Gather the lines from the material that contain "name".

----------------

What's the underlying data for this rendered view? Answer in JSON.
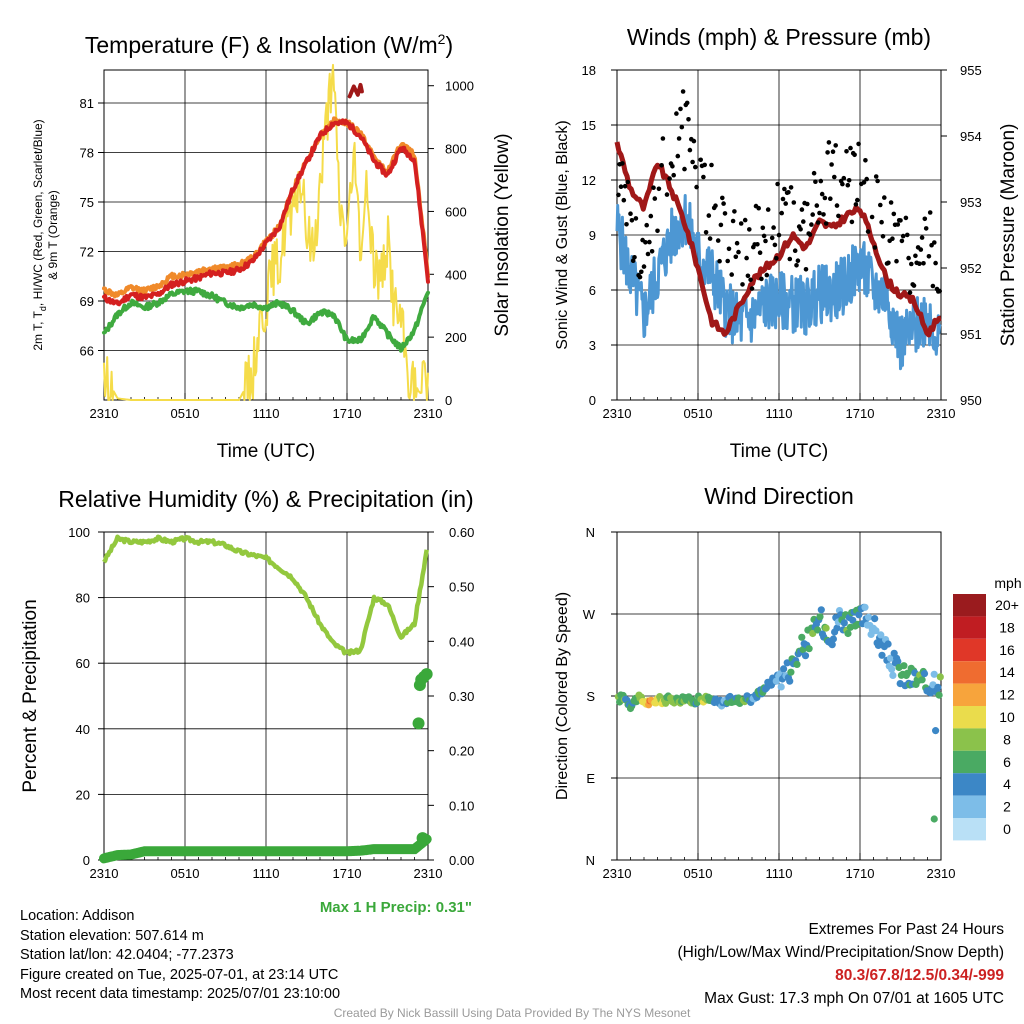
{
  "colors": {
    "red": "#d42020",
    "orange": "#f08a2a",
    "green": "#3faa3f",
    "yellow": "#f5dc4a",
    "blue": "#4d97d3",
    "black": "#000000",
    "maroon": "#a01818",
    "rh": "#93c83e",
    "precip": "#3aa83a",
    "extremes": "#cc2222"
  },
  "chart_data": [
    {
      "type": "line",
      "title": "Temperature (F) & Insolation (W/m",
      "title_sup": "2",
      "title_end": ")",
      "xlabel": "Time (UTC)",
      "ylabel": "2m T, T",
      "ylabel_sub": "d",
      "ylabel_rest": ", HI/WC (Red, Green, Scarlet/Blue)",
      "ylabel2": "& 9m T (Orange)",
      "y2label": "Solar Insolation (Yellow)",
      "xticks": [
        "2310",
        "0510",
        "1110",
        "1710",
        "2310"
      ],
      "yticks": [
        "66",
        "69",
        "72",
        "75",
        "78",
        "81"
      ],
      "ylim": [
        63,
        83
      ],
      "y2ticks": [
        "0",
        "200",
        "400",
        "600",
        "800",
        "1000"
      ],
      "y2lim": [
        0,
        1050
      ],
      "series": [
        {
          "color": "red",
          "x": [
            0,
            1,
            2,
            3,
            4,
            5,
            6,
            7,
            8,
            9,
            10,
            11,
            12,
            13,
            14,
            15,
            16,
            17,
            18,
            19,
            20,
            21,
            22,
            23,
            24
          ],
          "y": [
            69.2,
            68.8,
            69.4,
            69.2,
            69.4,
            70.0,
            70.2,
            70.4,
            70.7,
            70.7,
            70.9,
            71.4,
            72.5,
            73.5,
            75.8,
            77.4,
            79.0,
            79.8,
            79.8,
            79.0,
            77.5,
            76.6,
            78.3,
            77.6,
            70.3
          ]
        },
        {
          "color": "orange",
          "x": [
            0,
            1,
            2,
            3,
            4,
            5,
            6,
            7,
            8,
            9,
            10,
            11,
            12,
            13,
            14,
            15,
            16,
            17,
            18,
            19,
            20,
            21,
            22,
            23,
            24
          ],
          "y": [
            69.7,
            69.3,
            69.8,
            69.6,
            69.9,
            70.5,
            70.6,
            70.8,
            71.0,
            71.0,
            71.2,
            71.6,
            72.6,
            73.5,
            75.8,
            77.5,
            79.0,
            79.9,
            79.8,
            79.2,
            77.7,
            76.8,
            78.5,
            77.9,
            70.6
          ]
        },
        {
          "color": "green",
          "x": [
            0,
            1,
            2,
            3,
            4,
            5,
            6,
            7,
            8,
            9,
            10,
            11,
            12,
            13,
            14,
            15,
            16,
            17,
            18,
            19,
            20,
            21,
            22,
            23,
            24
          ],
          "y": [
            67.0,
            68.2,
            68.9,
            68.6,
            68.9,
            69.4,
            69.6,
            69.6,
            69.3,
            68.9,
            68.6,
            68.8,
            68.6,
            68.9,
            68.4,
            67.6,
            68.3,
            68.2,
            66.6,
            66.6,
            68.1,
            67.0,
            66.1,
            67.2,
            69.6
          ]
        },
        {
          "color": "maroon",
          "x": [
            18.2,
            18.5,
            18.8,
            19.0,
            19.1
          ],
          "y": [
            81.4,
            82.0,
            81.5,
            82.1,
            81.7
          ]
        },
        {
          "color": "yellow",
          "y2": true,
          "x": [
            0,
            0.5,
            1,
            2,
            3,
            4,
            5,
            6,
            7,
            8,
            9,
            10,
            11,
            11.5,
            12,
            12.5,
            13,
            13.5,
            14,
            14.5,
            15,
            15.5,
            16,
            16.5,
            17,
            17.5,
            18,
            18.5,
            19,
            19.5,
            20,
            20.5,
            21,
            21.5,
            22,
            22.5,
            23,
            23.5,
            24
          ],
          "y": [
            60,
            45,
            5,
            0,
            0,
            0,
            0,
            0,
            0,
            0,
            0,
            0,
            80,
            240,
            310,
            420,
            430,
            580,
            560,
            720,
            540,
            470,
            680,
            900,
            1010,
            600,
            520,
            760,
            500,
            660,
            440,
            380,
            520,
            300,
            250,
            90,
            40,
            20,
            90
          ]
        }
      ]
    },
    {
      "type": "line",
      "title": "Winds (mph) & Pressure (mb)",
      "xlabel": "Time (UTC)",
      "ylabel": "Sonic Wind & Gust (Blue, Black)",
      "y2label": "Station Pressure (Maroon)",
      "xticks": [
        "2310",
        "0510",
        "1110",
        "1710",
        "2310"
      ],
      "yticks": [
        "0",
        "3",
        "6",
        "9",
        "12",
        "15",
        "18"
      ],
      "ylim": [
        0,
        18
      ],
      "y2ticks": [
        "950",
        "951",
        "952",
        "953",
        "954",
        "955"
      ],
      "y2lim": [
        950,
        955
      ],
      "series": [
        {
          "color": "blue",
          "name": "wind",
          "x": [
            0,
            1,
            2,
            3,
            4,
            5,
            6,
            7,
            8,
            9,
            10,
            11,
            12,
            13,
            14,
            15,
            16,
            17,
            18,
            19,
            20,
            21,
            22,
            23,
            24
          ],
          "y": [
            9.5,
            6.8,
            4.6,
            6.9,
            8.8,
            10.1,
            7.9,
            6.9,
            5.1,
            4.2,
            4.5,
            5.3,
            5.4,
            5.3,
            5.1,
            5.8,
            5.8,
            6.4,
            7.4,
            6.1,
            5.7,
            3.1,
            3.8,
            4.8,
            3.0
          ]
        },
        {
          "color": "black",
          "name": "gust",
          "x": [
            0,
            1,
            2,
            3,
            4,
            5,
            6,
            7,
            8,
            9,
            10,
            11,
            12,
            13,
            14,
            15,
            16,
            17,
            18,
            19,
            20,
            21,
            22,
            23,
            24
          ],
          "y": [
            12.6,
            9.6,
            6.8,
            11.2,
            14.2,
            14.8,
            12.2,
            10.7,
            9.1,
            8.4,
            8.2,
            8.8,
            9.7,
            9.5,
            9.2,
            11.2,
            12.1,
            11.7,
            12.1,
            10.2,
            9.6,
            7.7,
            8.0,
            9.1,
            7.1
          ]
        },
        {
          "color": "maroon",
          "name": "pressure",
          "y2": true,
          "x": [
            0,
            1,
            2,
            3,
            4,
            5,
            6,
            7,
            8,
            9,
            10,
            11,
            12,
            13,
            14,
            15,
            16,
            17,
            18,
            19,
            20,
            21,
            22,
            23,
            24
          ],
          "y": [
            953.9,
            953.2,
            952.9,
            953.6,
            953.2,
            952.7,
            952.0,
            951.2,
            951.0,
            951.4,
            951.8,
            952.0,
            952.2,
            952.5,
            952.3,
            952.7,
            952.6,
            952.8,
            952.9,
            952.4,
            951.8,
            951.6,
            951.5,
            951.0,
            951.3
          ]
        }
      ]
    },
    {
      "type": "line",
      "title": "Relative Humidity (%) & Precipitation (in)",
      "ylabel": "Percent & Precipitation",
      "xticks": [
        "2310",
        "0510",
        "1110",
        "1710",
        "2310"
      ],
      "yticks": [
        "0",
        "20",
        "40",
        "60",
        "80",
        "100"
      ],
      "ylim": [
        0,
        100
      ],
      "y2ticks": [
        "0.00",
        "0.10",
        "0.20",
        "0.30",
        "0.40",
        "0.50",
        "0.60"
      ],
      "y2lim": [
        0,
        0.6
      ],
      "series": [
        {
          "color": "rh",
          "name": "rh",
          "x": [
            0,
            1,
            2,
            3,
            4,
            5,
            6,
            7,
            8,
            9,
            10,
            11,
            12,
            13,
            14,
            15,
            16,
            17,
            18,
            19,
            20,
            21,
            22,
            23,
            24
          ],
          "y": [
            91,
            98,
            97,
            97,
            98,
            97,
            98,
            97,
            97,
            96,
            94,
            93,
            92,
            89,
            86,
            80,
            72,
            66,
            63,
            64,
            80,
            78,
            68,
            72,
            97
          ]
        },
        {
          "color": "precip",
          "name": "precip",
          "y2": true,
          "x": [
            0,
            1,
            2,
            3,
            4,
            5,
            6,
            7,
            8,
            9,
            10,
            11,
            12,
            13,
            14,
            15,
            16,
            17,
            18,
            19,
            20,
            21,
            22,
            23,
            24
          ],
          "y": [
            0.003,
            0.009,
            0.01,
            0.016,
            0.016,
            0.016,
            0.016,
            0.016,
            0.016,
            0.016,
            0.016,
            0.016,
            0.016,
            0.016,
            0.016,
            0.016,
            0.016,
            0.016,
            0.016,
            0.017,
            0.02,
            0.02,
            0.02,
            0.02,
            0.04
          ]
        }
      ],
      "precip_points": [
        {
          "x": 23.3,
          "y": 0.25
        },
        {
          "x": 23.4,
          "y": 0.32
        },
        {
          "x": 23.5,
          "y": 0.33
        },
        {
          "x": 23.7,
          "y": 0.335
        },
        {
          "x": 23.9,
          "y": 0.34
        }
      ],
      "annotation": "Max 1 H Precip: 0.31\""
    },
    {
      "type": "scatter",
      "title": "Wind Direction",
      "ylabel": "Direction (Colored By Speed)",
      "xticks": [
        "2310",
        "0510",
        "1110",
        "1710",
        "2310"
      ],
      "yticks": [
        "N",
        "E",
        "S",
        "W",
        "N"
      ],
      "ylim": [
        0,
        360
      ],
      "points_x": [
        0,
        0.5,
        1,
        1.5,
        2,
        2.5,
        3,
        3.5,
        4,
        4.5,
        5,
        5.5,
        6,
        6.5,
        7,
        7.5,
        8,
        8.5,
        9,
        9.5,
        10,
        10.5,
        11,
        11.5,
        12,
        12.5,
        13,
        13.5,
        14,
        14.5,
        15,
        15.5,
        16,
        16.5,
        17,
        17.5,
        18,
        18.5,
        19,
        19.5,
        20,
        20.5,
        21,
        21.5,
        22,
        22.5,
        23,
        23.5,
        24
      ],
      "points_y": [
        175,
        180,
        170,
        178,
        174,
        172,
        176,
        175,
        177,
        175,
        178,
        174,
        176,
        177,
        175,
        172,
        174,
        176,
        175,
        178,
        176,
        183,
        190,
        196,
        202,
        205,
        214,
        228,
        238,
        248,
        264,
        255,
        248,
        268,
        262,
        258,
        264,
        270,
        255,
        240,
        226,
        214,
        205,
        198,
        200,
        195,
        190,
        200,
        192
      ],
      "points_speed": [
        8,
        6,
        4,
        7,
        10,
        12,
        9,
        8,
        6,
        8,
        7,
        6,
        6,
        9,
        5,
        4,
        3,
        5,
        6,
        7,
        3,
        4,
        5,
        4,
        3,
        4,
        5,
        6,
        4,
        6,
        5,
        6,
        4,
        3,
        7,
        5,
        6,
        2,
        3,
        4,
        2,
        3,
        5,
        6,
        4,
        7,
        5,
        4,
        6
      ],
      "legend_title": "mph",
      "legend": [
        {
          "label": "20+",
          "color": "#9a1b1e"
        },
        {
          "label": "18",
          "color": "#c01d22"
        },
        {
          "label": "16",
          "color": "#e03728"
        },
        {
          "label": "14",
          "color": "#ef6c30"
        },
        {
          "label": "12",
          "color": "#f7a43c"
        },
        {
          "label": "10",
          "color": "#eadc4c"
        },
        {
          "label": "8",
          "color": "#8bc24b"
        },
        {
          "label": "6",
          "color": "#4aaa63"
        },
        {
          "label": "4",
          "color": "#3c87c6"
        },
        {
          "label": "2",
          "color": "#7dbde8"
        },
        {
          "label": "0",
          "color": "#b9e0f6"
        }
      ]
    }
  ],
  "info_left": [
    "Location: Addison",
    "Station elevation: 507.614 m",
    "Station lat/lon: 42.0404; -77.2373",
    "Figure created on Tue, 2025-07-01, at 23:14 UTC",
    "Most recent data timestamp: 2025/07/01 23:10:00"
  ],
  "extremes_title": "Extremes For Past 24 Hours",
  "extremes_sub": "(High/Low/Max Wind/Precipitation/Snow Depth)",
  "extremes_values": "80.3/67.8/12.5/0.34/-999",
  "max_gust": "Max Gust: 17.3 mph On 07/01 at 1605 UTC",
  "credit": "Created By Nick Bassill Using Data Provided By The NYS Mesonet"
}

----------------

### RESULT FOR THIS TASK
          "name": "wind",
          "name": "gust",
          "name": "pressure",
          "name": "rh",
          "name": "precip",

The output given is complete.